### STATED PROBLEM
Give the count of lines in the data that include "content", with no other words.

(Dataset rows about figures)
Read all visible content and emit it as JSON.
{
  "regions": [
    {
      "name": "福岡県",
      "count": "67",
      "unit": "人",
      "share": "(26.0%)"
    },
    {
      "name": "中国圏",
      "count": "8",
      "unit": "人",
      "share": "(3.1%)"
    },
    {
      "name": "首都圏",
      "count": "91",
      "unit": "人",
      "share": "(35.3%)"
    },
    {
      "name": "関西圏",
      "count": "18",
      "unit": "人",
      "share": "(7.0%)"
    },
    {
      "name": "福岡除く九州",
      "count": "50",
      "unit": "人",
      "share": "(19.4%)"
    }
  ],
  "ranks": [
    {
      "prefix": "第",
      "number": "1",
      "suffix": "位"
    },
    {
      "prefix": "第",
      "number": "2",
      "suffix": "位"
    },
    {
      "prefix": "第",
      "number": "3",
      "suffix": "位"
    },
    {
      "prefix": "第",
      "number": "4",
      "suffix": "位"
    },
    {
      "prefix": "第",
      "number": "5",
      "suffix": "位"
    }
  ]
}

--

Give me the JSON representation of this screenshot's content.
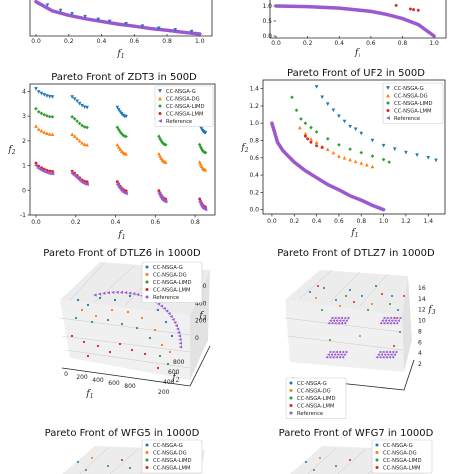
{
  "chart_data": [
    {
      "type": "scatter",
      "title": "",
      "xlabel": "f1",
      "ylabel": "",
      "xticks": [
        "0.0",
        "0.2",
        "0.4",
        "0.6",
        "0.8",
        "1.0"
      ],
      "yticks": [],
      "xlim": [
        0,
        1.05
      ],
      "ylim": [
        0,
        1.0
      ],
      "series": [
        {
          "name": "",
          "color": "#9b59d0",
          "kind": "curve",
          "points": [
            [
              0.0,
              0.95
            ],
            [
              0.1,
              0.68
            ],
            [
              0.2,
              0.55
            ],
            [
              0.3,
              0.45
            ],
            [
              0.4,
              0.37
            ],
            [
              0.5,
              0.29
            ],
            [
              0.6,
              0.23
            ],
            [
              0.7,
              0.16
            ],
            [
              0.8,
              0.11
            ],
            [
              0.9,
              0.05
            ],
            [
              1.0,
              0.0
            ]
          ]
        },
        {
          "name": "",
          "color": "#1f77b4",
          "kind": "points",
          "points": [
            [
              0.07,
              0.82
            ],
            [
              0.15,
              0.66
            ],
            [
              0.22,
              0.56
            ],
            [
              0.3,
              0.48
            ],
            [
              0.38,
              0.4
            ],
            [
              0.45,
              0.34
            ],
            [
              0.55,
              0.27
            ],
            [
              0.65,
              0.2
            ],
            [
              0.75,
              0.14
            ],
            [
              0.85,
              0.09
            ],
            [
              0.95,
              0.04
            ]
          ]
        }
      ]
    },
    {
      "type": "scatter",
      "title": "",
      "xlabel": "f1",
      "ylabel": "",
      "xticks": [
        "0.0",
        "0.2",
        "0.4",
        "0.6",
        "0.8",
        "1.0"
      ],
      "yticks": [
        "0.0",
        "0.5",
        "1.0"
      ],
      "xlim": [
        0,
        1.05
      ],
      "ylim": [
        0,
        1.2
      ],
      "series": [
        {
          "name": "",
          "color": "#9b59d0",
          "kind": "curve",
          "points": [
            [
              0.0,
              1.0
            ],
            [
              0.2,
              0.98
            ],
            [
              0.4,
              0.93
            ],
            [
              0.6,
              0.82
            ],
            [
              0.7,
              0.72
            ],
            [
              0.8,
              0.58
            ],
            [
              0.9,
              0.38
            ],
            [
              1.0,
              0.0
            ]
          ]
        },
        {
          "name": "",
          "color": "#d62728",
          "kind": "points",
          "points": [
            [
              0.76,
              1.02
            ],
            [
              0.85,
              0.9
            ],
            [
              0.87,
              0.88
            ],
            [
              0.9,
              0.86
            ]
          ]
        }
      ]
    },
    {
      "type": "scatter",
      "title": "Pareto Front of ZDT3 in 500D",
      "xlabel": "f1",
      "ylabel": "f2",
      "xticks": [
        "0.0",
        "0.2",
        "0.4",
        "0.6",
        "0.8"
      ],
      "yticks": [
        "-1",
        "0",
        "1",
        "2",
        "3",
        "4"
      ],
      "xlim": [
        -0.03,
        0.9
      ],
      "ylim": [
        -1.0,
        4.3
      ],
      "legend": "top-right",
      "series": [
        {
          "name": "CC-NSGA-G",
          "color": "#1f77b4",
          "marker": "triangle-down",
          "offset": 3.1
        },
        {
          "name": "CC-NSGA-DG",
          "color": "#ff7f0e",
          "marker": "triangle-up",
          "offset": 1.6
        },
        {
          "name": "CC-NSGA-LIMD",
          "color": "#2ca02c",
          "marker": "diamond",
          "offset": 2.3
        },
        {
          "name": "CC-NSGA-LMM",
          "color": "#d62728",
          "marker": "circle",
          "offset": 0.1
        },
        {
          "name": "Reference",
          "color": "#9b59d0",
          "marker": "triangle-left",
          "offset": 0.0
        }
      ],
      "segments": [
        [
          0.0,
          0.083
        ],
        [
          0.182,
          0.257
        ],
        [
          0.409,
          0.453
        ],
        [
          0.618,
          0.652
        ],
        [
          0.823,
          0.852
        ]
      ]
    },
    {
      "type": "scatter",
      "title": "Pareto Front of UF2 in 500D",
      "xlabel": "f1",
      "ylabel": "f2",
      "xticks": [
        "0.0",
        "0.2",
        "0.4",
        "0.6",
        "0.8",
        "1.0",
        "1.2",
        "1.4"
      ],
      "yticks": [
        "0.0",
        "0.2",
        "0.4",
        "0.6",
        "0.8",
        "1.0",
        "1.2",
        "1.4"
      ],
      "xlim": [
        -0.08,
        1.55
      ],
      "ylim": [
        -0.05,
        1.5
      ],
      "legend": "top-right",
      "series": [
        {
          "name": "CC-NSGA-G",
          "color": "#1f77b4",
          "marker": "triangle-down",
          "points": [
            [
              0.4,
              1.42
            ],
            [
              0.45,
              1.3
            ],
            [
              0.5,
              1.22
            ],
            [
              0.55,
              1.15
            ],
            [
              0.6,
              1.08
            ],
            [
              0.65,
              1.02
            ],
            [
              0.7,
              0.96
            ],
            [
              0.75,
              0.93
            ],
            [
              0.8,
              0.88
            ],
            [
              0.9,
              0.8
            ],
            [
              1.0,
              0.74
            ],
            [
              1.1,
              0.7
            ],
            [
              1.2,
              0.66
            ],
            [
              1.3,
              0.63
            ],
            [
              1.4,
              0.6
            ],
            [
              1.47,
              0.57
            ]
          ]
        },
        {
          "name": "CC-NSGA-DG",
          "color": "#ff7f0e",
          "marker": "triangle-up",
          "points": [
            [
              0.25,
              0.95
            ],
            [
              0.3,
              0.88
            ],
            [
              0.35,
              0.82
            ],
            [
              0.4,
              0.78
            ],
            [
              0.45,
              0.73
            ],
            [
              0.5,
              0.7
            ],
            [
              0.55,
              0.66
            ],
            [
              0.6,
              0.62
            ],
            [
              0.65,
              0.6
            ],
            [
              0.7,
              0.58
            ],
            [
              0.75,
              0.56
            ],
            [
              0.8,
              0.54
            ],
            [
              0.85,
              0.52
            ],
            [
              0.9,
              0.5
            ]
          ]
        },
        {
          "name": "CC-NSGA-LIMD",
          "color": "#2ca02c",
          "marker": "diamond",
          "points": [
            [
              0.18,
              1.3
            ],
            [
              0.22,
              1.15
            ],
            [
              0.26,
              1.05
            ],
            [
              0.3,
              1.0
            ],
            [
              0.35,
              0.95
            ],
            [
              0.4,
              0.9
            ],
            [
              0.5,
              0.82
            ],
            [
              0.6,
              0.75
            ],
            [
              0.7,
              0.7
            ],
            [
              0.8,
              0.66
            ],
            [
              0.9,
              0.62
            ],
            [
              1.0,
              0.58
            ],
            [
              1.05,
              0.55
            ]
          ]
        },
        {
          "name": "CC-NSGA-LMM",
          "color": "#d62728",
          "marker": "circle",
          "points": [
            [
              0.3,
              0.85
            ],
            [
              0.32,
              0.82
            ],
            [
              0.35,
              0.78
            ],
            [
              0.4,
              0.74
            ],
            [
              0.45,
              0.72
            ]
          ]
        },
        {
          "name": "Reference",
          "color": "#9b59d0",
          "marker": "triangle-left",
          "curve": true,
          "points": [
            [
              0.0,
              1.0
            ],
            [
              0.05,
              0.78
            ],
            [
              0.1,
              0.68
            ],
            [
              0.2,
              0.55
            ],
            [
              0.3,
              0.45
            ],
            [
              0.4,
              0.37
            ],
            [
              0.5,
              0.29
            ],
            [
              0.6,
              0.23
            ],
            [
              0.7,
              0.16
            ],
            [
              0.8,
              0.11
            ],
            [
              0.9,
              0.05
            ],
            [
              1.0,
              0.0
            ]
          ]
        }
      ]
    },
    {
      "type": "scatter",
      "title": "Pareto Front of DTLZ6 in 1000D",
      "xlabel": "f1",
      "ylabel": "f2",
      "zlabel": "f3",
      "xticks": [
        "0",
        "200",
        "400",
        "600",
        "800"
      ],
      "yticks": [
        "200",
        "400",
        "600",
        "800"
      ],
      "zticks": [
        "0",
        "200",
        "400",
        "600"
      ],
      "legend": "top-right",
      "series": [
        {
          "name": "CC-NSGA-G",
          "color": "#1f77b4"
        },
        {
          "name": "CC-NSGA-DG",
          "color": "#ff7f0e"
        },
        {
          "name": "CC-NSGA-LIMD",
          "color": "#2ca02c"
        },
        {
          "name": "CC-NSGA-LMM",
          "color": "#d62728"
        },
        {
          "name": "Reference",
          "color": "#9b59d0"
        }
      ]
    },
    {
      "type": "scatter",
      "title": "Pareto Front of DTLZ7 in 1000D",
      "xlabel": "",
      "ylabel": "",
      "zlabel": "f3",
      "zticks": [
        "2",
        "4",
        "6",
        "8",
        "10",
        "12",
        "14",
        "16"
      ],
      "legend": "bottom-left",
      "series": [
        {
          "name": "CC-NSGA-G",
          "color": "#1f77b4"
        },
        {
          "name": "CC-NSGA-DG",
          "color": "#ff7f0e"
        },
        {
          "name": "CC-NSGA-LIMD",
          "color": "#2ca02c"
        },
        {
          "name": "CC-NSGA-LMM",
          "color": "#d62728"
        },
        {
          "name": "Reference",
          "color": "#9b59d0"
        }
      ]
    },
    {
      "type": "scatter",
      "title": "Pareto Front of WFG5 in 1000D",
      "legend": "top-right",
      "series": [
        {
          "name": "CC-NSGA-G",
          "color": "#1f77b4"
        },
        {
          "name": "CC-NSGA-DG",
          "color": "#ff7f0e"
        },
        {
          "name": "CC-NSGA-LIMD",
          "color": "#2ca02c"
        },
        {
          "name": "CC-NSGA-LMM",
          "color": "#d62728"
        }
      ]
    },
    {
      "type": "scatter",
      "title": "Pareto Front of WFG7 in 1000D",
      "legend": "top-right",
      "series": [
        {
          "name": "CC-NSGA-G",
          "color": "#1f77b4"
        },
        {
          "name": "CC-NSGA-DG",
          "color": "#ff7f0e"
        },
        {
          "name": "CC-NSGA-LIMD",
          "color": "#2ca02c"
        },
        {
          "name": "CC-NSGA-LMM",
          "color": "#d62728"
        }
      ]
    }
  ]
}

...

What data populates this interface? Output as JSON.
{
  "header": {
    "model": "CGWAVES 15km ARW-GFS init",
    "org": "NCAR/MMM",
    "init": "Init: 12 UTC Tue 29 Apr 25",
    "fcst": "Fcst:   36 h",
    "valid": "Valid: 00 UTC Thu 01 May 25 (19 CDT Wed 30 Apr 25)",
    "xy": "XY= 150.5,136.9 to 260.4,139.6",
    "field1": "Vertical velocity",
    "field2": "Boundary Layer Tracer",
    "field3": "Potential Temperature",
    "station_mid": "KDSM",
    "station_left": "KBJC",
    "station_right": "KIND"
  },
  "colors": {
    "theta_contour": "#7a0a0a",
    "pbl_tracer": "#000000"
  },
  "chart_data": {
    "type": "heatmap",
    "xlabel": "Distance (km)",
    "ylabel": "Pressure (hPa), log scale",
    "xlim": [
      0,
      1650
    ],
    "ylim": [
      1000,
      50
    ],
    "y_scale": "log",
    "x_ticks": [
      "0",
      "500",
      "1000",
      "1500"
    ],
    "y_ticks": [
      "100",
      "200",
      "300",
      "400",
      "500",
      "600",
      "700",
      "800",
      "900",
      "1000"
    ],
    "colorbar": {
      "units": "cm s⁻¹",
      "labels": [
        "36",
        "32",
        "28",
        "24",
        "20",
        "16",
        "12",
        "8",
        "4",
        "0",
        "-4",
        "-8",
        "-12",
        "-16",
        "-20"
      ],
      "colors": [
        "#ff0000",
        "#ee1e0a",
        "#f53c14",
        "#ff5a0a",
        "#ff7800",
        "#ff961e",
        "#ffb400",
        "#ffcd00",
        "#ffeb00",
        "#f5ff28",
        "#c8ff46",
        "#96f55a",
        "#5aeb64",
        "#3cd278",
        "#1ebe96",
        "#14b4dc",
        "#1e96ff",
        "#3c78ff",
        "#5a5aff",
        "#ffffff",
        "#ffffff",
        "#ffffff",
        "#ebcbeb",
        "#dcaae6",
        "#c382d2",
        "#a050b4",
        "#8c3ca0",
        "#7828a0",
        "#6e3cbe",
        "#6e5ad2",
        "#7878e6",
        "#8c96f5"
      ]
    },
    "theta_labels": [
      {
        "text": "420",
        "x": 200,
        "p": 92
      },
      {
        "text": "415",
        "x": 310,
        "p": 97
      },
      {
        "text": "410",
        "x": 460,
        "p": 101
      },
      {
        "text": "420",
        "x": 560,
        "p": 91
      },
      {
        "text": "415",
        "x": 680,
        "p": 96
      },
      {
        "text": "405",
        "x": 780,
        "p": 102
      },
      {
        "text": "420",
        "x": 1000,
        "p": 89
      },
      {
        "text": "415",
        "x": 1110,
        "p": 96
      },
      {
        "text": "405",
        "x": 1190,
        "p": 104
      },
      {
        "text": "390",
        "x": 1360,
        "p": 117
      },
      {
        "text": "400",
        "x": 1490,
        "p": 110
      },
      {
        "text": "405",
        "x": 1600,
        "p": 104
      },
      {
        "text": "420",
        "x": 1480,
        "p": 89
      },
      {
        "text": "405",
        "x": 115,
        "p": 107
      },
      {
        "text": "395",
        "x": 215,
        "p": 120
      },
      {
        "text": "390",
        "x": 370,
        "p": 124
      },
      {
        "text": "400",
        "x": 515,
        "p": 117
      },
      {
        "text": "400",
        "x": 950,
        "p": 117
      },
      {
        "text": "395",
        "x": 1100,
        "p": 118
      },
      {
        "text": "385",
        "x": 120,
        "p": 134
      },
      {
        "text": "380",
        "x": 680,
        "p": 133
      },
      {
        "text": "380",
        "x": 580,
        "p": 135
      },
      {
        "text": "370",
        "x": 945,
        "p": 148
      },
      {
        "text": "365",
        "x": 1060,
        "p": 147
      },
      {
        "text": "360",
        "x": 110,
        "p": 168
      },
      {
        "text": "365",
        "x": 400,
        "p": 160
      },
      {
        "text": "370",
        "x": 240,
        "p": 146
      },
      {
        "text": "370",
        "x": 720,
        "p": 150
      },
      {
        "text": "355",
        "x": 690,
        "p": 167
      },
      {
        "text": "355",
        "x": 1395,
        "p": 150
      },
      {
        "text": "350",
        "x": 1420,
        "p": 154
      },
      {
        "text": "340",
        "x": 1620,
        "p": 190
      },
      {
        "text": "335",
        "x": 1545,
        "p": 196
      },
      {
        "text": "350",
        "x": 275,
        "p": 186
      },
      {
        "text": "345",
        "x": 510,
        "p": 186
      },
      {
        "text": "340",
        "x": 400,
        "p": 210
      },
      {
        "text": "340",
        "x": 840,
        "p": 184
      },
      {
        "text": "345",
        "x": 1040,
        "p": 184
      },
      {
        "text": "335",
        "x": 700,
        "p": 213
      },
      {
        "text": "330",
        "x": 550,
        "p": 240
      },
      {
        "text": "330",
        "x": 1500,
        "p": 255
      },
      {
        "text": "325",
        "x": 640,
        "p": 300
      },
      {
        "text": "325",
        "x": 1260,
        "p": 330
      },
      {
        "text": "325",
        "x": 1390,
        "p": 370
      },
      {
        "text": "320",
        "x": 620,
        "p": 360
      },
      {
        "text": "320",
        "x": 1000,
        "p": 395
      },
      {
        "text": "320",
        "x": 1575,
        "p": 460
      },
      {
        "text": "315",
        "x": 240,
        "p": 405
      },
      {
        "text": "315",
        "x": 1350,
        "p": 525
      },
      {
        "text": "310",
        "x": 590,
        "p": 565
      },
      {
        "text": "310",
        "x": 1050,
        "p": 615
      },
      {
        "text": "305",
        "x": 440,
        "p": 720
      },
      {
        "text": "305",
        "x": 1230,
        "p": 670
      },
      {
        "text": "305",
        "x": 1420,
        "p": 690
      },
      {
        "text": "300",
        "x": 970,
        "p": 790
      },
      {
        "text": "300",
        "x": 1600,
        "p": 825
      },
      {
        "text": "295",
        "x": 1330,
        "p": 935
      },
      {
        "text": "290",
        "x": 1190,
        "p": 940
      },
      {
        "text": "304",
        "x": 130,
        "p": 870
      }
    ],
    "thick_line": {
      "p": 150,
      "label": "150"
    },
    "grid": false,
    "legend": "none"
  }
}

### SOLUTION
2